-- Begin Data for processing --

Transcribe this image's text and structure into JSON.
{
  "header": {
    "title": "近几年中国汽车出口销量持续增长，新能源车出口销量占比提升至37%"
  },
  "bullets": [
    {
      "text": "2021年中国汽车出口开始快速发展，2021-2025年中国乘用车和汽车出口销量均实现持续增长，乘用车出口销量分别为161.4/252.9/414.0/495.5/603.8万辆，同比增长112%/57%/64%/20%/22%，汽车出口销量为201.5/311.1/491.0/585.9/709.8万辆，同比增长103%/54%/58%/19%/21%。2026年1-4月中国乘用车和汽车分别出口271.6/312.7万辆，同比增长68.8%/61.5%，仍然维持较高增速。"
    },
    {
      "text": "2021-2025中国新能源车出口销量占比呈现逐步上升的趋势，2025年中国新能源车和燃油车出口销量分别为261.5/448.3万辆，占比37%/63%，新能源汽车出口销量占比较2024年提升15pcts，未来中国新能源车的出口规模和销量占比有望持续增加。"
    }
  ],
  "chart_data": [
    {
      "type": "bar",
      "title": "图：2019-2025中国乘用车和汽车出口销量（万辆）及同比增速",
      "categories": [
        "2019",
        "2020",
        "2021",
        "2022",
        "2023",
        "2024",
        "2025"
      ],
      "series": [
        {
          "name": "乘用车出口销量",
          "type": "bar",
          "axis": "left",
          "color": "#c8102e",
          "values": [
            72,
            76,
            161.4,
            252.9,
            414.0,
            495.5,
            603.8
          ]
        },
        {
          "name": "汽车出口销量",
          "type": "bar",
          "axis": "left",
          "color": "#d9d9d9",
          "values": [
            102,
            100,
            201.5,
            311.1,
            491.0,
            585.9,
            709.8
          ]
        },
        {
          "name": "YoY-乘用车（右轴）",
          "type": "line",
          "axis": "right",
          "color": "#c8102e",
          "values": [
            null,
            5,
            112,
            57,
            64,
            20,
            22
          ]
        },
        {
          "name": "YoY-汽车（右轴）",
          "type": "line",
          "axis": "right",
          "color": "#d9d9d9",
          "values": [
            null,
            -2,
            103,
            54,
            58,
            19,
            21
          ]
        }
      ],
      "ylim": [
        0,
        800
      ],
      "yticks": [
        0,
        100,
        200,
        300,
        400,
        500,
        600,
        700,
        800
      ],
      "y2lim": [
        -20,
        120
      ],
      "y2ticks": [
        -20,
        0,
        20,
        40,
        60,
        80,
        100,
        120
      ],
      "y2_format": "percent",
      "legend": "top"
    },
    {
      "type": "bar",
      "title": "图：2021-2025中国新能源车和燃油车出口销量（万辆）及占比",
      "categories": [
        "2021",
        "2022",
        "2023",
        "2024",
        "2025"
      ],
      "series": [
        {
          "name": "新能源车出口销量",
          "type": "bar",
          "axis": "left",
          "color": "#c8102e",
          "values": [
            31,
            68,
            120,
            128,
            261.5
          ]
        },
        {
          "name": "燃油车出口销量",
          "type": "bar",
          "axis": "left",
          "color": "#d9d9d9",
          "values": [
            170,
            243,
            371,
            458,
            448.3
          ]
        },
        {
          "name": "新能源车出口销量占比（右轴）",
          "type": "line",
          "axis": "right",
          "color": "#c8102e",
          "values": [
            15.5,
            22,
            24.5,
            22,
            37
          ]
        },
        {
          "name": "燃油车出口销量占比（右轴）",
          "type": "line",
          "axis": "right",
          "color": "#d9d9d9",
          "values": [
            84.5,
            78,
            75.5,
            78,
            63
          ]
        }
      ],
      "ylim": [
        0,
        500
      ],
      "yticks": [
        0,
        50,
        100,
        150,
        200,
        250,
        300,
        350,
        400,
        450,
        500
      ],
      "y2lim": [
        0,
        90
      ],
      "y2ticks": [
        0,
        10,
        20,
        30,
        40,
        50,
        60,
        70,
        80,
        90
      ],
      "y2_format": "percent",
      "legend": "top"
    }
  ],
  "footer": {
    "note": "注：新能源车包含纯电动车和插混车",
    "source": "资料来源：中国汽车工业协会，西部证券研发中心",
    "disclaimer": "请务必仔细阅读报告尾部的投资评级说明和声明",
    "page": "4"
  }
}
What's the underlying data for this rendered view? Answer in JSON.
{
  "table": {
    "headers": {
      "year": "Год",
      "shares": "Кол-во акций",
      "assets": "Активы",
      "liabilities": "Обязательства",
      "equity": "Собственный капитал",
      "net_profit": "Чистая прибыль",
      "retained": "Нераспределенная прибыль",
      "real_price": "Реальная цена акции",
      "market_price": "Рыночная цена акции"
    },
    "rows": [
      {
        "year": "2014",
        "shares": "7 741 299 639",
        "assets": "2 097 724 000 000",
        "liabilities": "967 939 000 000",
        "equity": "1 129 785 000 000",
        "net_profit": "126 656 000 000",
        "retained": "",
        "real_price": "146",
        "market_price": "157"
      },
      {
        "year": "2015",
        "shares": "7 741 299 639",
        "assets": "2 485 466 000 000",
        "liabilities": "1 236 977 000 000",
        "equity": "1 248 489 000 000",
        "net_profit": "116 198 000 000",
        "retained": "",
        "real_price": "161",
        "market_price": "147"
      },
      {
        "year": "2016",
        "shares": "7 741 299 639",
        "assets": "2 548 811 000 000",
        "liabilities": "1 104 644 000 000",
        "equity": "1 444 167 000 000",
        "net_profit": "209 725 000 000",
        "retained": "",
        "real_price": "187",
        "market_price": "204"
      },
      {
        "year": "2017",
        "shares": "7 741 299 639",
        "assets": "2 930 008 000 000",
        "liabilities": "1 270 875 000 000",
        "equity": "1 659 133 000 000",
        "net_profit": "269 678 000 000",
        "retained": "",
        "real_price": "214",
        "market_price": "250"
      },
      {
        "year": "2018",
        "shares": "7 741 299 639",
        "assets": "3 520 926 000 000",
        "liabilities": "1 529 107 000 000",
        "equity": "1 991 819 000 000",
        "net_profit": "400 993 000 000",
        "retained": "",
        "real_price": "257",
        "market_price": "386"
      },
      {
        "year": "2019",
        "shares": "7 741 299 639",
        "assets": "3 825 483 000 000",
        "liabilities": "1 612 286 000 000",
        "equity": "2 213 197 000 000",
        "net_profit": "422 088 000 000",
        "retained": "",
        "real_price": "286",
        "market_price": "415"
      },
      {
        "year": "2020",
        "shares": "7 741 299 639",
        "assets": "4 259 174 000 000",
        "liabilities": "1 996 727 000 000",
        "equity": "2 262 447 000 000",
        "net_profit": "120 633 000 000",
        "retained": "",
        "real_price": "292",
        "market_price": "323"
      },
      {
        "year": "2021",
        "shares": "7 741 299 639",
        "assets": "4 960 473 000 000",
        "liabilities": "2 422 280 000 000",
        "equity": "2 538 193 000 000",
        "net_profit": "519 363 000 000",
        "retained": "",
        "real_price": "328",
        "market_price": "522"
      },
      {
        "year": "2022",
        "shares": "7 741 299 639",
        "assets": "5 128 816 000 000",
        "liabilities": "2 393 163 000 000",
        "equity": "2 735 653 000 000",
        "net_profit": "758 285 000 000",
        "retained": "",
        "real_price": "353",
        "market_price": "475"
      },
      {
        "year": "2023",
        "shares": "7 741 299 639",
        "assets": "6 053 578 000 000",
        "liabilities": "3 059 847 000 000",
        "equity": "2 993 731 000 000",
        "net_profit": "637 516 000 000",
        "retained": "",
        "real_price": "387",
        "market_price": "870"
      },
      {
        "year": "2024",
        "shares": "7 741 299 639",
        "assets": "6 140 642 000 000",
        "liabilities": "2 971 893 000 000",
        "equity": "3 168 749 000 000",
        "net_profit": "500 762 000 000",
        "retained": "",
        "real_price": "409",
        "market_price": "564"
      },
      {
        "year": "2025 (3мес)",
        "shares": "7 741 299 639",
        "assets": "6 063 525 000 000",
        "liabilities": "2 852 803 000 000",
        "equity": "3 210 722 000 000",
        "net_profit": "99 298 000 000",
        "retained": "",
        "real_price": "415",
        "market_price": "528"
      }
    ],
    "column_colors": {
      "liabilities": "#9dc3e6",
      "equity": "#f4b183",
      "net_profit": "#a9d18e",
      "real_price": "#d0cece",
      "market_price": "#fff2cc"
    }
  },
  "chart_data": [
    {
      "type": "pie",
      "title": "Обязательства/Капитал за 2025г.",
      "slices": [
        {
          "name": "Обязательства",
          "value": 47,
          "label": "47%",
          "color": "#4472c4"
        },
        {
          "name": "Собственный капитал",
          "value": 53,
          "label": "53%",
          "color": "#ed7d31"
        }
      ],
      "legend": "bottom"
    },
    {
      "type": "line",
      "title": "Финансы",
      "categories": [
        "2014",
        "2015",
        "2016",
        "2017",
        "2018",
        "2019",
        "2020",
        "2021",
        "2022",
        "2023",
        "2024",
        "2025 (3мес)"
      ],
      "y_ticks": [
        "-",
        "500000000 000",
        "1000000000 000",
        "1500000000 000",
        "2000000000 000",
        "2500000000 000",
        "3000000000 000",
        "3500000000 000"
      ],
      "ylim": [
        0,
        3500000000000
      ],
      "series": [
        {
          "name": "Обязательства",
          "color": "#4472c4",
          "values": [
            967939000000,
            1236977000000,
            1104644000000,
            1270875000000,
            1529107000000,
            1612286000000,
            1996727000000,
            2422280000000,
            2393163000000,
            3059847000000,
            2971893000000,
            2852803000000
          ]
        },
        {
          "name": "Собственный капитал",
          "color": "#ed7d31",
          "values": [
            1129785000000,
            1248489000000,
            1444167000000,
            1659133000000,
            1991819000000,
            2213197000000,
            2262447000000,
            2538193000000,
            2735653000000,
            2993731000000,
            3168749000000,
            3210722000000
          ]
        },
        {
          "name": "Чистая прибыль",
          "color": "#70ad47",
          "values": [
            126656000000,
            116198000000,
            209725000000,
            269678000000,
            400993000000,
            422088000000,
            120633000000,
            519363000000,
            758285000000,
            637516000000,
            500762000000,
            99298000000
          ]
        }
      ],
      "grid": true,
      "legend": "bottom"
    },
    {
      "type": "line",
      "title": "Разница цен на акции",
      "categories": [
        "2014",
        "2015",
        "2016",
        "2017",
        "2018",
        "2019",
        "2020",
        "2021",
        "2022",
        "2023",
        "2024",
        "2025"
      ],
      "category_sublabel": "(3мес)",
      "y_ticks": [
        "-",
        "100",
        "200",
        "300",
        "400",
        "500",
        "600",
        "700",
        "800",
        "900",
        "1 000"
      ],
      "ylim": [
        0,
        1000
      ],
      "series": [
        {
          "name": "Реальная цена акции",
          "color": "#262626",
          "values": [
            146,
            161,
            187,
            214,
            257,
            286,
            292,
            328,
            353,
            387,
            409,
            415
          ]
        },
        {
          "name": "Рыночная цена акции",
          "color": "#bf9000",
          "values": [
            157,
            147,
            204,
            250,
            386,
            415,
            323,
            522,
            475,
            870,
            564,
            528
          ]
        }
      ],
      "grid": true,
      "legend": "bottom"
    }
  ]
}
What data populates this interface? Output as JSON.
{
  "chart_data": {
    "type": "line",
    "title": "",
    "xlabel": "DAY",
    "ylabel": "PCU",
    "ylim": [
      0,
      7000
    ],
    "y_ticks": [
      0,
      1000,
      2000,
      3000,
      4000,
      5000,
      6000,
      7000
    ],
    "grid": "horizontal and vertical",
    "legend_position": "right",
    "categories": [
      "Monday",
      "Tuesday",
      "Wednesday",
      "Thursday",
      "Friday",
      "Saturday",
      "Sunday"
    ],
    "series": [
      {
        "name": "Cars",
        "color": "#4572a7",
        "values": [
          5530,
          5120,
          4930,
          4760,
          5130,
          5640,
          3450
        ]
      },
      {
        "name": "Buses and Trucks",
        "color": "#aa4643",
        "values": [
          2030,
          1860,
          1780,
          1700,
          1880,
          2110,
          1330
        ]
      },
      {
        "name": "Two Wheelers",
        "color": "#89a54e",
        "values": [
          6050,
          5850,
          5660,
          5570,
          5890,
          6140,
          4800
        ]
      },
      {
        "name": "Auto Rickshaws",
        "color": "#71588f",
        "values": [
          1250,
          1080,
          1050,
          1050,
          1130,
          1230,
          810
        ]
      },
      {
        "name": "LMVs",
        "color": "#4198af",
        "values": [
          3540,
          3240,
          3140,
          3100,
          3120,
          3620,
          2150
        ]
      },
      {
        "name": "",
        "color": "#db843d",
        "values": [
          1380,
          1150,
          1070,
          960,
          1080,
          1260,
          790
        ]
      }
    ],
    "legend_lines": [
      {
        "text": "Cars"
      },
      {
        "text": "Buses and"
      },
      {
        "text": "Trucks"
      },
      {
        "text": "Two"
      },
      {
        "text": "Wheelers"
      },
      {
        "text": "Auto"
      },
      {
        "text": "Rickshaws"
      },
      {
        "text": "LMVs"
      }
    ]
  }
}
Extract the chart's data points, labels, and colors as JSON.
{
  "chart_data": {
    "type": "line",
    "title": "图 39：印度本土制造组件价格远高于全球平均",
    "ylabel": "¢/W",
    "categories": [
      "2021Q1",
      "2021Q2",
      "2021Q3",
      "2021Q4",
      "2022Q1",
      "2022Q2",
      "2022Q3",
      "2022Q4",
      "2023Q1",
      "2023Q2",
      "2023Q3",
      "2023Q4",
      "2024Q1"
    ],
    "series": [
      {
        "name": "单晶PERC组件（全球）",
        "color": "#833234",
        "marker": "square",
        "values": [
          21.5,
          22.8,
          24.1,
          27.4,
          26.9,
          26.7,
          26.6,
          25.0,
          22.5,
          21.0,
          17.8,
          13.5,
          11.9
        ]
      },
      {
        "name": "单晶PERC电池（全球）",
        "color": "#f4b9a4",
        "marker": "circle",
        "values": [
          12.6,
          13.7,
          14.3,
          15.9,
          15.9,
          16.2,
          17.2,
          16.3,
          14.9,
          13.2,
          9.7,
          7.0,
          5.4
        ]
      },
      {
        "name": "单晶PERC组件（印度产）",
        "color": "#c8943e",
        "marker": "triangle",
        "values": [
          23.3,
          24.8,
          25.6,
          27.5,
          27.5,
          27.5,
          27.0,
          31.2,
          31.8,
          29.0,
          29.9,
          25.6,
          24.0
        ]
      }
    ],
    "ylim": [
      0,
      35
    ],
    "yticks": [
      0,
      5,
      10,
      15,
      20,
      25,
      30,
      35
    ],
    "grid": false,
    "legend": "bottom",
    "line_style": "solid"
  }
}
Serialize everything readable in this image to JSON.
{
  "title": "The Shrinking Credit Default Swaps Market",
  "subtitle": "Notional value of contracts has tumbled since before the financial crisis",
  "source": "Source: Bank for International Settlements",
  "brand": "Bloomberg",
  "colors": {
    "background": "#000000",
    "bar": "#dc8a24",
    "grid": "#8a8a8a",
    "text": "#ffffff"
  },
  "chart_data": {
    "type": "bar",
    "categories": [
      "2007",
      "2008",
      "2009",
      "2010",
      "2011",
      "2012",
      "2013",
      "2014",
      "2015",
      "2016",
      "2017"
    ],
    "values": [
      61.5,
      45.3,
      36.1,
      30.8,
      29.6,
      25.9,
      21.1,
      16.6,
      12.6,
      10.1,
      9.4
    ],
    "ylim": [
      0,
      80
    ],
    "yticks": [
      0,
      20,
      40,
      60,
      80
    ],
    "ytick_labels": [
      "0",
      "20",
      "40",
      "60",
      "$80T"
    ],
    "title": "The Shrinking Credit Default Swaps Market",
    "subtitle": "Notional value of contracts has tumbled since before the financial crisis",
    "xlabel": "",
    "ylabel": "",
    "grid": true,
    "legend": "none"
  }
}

-- End Data for processing --

**To do**: Where a line of the entries contains the word "Shrinking", copy that line.

**Written reply**:
  "title": "The Shrinking Credit Default Swaps Market",
    "title": "The Shrinking Credit Default Swaps Market",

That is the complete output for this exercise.